> [Work to complete]: For the records below, say how many lines contain the string "Price". Give the number only.

# # #

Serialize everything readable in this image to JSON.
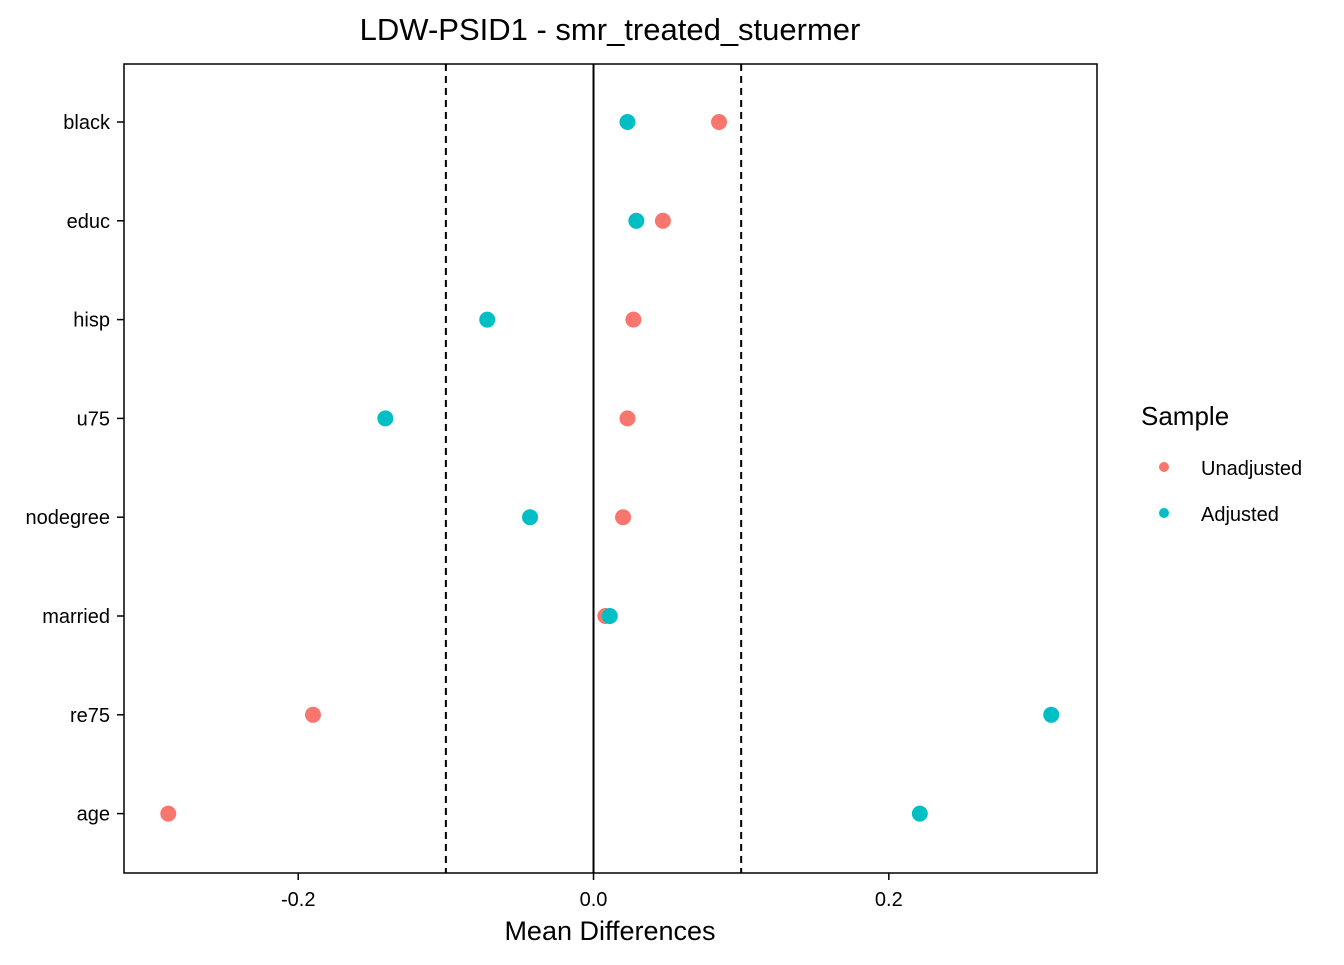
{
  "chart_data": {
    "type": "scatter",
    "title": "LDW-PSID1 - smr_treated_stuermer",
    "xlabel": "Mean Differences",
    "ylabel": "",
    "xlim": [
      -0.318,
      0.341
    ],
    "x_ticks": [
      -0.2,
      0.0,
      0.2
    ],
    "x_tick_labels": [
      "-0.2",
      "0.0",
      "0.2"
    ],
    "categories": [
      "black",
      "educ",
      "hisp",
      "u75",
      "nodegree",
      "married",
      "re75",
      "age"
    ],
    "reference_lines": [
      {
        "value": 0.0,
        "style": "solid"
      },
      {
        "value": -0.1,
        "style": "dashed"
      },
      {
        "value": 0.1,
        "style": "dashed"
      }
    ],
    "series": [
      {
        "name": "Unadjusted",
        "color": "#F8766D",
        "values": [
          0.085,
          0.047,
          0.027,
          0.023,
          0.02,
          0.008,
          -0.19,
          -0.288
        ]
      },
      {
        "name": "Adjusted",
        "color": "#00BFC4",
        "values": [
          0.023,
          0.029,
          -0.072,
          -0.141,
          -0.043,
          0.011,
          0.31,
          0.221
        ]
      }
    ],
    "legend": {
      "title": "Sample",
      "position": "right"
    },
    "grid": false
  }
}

# # #

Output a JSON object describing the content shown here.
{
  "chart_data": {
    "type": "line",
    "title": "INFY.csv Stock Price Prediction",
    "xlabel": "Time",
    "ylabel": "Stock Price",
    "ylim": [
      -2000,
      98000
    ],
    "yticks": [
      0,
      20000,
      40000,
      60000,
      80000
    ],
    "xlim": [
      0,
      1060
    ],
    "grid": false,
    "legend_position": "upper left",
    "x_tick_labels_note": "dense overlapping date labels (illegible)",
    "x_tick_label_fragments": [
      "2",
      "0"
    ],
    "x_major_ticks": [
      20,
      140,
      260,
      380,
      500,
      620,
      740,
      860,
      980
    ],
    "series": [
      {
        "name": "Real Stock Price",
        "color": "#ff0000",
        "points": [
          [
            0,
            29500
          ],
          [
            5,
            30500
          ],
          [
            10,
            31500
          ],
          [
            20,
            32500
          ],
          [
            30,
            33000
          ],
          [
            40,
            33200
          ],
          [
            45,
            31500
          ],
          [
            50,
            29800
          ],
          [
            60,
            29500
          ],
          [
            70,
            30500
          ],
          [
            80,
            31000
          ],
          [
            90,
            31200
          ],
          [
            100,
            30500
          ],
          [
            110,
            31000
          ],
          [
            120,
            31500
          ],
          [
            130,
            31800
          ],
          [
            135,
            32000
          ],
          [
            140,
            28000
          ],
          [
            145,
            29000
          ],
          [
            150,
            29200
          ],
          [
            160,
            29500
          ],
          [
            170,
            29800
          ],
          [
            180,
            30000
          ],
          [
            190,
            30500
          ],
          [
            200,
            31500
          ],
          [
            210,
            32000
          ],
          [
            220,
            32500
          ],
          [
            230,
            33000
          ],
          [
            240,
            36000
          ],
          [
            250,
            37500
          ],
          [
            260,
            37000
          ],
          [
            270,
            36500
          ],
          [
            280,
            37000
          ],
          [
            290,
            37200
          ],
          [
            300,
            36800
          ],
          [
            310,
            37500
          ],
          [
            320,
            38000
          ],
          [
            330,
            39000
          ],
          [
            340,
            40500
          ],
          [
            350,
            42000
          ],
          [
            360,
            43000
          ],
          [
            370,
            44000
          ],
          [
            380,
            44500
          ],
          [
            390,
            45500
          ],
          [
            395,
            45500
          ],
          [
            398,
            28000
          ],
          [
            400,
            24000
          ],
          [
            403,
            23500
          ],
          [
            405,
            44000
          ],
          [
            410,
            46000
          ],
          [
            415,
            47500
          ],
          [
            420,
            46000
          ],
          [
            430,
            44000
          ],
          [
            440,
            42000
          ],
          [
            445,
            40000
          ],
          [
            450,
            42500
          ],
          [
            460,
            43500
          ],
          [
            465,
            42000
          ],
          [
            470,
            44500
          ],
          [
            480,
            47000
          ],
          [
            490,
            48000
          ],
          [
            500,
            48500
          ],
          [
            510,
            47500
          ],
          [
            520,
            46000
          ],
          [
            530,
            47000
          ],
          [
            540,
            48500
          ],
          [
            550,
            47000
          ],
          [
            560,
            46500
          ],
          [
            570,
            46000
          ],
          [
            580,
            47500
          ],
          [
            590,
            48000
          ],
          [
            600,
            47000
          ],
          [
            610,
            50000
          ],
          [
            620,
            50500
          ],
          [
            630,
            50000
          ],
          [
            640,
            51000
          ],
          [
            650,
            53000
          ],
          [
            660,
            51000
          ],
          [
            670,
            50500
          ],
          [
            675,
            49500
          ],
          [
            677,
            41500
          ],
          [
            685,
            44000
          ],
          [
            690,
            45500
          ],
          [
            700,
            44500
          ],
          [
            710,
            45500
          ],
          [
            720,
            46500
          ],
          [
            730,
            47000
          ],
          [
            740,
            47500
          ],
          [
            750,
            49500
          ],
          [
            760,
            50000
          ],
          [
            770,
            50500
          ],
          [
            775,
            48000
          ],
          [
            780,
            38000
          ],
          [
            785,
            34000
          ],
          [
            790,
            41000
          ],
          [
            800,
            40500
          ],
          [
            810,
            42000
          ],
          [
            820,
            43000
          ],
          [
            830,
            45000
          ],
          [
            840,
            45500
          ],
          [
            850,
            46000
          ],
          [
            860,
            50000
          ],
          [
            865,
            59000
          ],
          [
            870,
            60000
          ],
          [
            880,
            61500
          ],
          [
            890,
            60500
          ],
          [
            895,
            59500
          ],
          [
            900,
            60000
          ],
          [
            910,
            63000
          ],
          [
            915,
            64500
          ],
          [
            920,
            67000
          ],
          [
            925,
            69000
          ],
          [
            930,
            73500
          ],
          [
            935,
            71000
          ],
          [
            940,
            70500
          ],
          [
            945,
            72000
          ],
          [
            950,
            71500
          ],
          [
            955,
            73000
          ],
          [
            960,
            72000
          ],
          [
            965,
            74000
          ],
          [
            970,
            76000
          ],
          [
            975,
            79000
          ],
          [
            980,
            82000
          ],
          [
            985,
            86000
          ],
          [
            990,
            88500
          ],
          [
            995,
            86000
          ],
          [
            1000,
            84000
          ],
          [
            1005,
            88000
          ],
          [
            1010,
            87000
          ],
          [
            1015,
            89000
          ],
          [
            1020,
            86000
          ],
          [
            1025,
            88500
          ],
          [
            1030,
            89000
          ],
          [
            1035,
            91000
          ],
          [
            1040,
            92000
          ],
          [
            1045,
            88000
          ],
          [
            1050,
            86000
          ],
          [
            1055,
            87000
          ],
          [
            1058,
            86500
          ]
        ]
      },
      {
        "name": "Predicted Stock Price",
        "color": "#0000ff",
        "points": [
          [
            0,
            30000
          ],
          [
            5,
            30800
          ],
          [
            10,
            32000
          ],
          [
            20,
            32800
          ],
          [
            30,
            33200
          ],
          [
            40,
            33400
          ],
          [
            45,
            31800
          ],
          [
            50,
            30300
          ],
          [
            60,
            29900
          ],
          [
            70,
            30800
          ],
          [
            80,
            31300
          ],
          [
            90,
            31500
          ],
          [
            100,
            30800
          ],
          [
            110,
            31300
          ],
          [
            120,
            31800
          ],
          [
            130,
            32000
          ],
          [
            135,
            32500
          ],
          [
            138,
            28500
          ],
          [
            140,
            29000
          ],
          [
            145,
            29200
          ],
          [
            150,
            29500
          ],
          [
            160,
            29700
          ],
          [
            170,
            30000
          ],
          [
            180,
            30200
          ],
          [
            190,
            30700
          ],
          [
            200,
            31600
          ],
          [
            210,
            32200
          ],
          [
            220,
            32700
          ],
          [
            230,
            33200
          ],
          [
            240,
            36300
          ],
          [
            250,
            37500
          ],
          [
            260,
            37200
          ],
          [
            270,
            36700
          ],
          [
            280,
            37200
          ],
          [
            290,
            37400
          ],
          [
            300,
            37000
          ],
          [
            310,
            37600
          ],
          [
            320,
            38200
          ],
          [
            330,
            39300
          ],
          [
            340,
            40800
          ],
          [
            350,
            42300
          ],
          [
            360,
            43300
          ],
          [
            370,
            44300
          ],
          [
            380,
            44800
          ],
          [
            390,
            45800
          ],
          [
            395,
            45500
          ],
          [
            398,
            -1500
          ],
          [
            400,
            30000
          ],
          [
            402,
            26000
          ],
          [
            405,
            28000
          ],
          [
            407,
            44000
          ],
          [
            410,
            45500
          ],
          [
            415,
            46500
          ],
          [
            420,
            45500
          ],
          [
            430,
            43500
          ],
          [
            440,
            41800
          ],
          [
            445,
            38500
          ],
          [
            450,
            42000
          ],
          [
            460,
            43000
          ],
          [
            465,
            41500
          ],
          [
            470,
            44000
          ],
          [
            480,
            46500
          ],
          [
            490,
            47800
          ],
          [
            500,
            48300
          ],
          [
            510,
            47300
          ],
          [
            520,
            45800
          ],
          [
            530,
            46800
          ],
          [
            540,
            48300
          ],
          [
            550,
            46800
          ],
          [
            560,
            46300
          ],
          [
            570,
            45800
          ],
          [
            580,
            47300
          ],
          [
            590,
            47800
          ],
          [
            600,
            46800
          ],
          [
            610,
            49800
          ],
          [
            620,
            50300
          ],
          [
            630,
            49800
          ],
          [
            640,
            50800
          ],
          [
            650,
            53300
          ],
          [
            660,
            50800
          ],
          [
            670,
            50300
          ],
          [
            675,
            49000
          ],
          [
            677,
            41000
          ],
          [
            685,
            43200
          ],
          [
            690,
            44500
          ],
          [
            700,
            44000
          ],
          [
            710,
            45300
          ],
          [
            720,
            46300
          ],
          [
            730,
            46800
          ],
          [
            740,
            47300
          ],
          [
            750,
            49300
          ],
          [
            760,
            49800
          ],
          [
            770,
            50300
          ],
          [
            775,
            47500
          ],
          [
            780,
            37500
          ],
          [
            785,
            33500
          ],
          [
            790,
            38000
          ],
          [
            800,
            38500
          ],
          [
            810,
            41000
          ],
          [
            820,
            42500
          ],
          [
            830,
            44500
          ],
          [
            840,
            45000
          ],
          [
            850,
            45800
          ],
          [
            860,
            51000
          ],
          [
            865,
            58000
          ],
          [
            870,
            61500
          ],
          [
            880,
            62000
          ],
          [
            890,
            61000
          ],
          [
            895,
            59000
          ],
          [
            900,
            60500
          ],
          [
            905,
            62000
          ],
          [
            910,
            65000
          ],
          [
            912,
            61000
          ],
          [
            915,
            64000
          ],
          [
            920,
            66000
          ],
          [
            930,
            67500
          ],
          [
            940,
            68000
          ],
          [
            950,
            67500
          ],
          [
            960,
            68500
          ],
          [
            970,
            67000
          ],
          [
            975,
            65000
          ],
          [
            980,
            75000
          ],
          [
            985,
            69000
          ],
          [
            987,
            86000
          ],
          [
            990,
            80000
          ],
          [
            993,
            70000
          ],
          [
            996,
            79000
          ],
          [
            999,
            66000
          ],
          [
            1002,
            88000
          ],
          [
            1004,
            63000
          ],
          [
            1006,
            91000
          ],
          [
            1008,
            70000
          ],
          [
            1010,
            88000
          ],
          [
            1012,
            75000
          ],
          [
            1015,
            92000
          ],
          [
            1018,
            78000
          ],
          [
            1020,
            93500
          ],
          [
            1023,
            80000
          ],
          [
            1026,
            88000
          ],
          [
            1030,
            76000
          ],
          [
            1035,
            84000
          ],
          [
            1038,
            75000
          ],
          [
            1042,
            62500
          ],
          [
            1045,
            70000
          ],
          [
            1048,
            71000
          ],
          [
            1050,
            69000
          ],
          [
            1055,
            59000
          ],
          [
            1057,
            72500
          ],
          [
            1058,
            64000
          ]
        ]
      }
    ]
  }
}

# # #

> [Answer in full]: 4